Stored data
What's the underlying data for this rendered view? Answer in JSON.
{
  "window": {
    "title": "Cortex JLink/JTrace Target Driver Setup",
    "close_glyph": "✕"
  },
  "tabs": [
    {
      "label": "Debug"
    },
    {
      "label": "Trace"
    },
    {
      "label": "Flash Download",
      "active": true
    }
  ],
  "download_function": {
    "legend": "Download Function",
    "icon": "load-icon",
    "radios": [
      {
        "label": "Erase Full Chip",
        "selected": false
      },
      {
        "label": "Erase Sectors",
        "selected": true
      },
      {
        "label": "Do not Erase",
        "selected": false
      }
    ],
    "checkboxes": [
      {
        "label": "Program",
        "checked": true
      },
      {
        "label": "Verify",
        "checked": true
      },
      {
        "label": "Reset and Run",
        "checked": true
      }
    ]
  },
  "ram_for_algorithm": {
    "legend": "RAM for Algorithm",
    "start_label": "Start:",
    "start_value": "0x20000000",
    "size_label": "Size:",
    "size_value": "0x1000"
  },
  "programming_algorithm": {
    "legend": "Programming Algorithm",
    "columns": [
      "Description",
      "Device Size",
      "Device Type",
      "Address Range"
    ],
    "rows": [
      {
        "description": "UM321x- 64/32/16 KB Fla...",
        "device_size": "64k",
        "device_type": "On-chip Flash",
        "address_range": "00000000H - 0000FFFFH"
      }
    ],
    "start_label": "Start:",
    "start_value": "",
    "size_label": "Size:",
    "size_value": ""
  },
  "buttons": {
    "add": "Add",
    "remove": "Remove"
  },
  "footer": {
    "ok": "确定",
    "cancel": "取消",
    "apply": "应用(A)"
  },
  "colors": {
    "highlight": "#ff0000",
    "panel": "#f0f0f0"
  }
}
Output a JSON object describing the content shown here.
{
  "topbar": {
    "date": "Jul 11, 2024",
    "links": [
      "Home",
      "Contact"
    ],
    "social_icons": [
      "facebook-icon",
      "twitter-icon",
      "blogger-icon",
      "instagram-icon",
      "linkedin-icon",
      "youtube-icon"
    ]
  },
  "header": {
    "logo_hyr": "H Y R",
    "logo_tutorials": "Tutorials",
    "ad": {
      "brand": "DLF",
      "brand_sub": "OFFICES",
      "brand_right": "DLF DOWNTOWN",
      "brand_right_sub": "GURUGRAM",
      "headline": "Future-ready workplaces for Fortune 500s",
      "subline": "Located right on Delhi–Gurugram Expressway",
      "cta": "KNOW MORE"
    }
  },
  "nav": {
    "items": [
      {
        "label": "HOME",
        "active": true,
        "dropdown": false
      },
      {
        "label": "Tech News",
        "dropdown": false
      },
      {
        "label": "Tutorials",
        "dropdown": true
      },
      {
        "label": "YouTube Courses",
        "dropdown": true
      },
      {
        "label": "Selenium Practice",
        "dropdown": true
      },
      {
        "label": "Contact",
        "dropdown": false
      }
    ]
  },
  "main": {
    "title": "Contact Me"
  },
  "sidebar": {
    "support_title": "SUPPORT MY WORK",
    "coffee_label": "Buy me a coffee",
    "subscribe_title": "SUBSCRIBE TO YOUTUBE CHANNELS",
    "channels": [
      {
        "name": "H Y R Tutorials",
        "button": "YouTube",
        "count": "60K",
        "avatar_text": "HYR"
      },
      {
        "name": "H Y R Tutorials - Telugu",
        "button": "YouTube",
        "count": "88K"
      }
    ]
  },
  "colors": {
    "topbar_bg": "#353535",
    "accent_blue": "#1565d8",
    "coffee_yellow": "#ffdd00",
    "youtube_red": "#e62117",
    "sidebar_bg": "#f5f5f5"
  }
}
* * *
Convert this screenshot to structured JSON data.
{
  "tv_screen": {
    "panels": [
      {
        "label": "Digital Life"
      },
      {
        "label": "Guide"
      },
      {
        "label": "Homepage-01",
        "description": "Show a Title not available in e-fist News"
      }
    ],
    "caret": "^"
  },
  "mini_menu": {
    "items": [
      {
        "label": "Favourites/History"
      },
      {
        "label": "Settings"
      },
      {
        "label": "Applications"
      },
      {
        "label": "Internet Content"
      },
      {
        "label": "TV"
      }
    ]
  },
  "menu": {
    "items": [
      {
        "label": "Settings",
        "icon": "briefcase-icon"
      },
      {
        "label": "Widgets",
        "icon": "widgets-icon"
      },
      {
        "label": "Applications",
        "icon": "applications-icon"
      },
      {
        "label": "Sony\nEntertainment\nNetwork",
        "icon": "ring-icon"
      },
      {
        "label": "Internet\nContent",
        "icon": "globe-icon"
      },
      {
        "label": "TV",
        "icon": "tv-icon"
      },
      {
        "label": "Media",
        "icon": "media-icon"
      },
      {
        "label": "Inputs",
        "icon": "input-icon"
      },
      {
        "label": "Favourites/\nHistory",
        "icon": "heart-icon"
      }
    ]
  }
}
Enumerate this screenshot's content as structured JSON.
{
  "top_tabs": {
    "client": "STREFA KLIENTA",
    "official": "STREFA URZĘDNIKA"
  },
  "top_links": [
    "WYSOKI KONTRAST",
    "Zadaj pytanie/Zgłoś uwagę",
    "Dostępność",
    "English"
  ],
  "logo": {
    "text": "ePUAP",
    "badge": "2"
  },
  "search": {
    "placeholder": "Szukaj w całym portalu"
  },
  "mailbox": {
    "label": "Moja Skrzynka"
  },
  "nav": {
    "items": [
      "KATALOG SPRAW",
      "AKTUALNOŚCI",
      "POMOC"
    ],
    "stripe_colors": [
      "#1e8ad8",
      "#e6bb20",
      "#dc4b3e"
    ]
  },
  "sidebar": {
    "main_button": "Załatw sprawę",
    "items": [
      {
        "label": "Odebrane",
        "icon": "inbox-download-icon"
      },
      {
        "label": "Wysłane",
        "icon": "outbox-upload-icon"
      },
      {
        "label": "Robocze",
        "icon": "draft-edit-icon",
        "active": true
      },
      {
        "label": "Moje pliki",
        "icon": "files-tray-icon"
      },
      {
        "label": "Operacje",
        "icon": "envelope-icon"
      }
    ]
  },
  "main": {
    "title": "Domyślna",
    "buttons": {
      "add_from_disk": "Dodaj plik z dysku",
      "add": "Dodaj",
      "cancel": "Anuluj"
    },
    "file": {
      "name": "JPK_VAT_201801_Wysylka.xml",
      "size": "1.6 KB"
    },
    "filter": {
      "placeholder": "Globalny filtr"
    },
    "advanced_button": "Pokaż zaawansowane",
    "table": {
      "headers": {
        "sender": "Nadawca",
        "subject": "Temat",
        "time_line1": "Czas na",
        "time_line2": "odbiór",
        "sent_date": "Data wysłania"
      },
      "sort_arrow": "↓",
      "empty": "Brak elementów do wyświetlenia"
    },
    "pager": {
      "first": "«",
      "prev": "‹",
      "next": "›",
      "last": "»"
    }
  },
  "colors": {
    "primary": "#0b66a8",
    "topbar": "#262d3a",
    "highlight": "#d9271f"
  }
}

*Written exercise:*
Copy every line above that includes the string "active".

*The result:*
      "active": true
        "active": true,
        "active": true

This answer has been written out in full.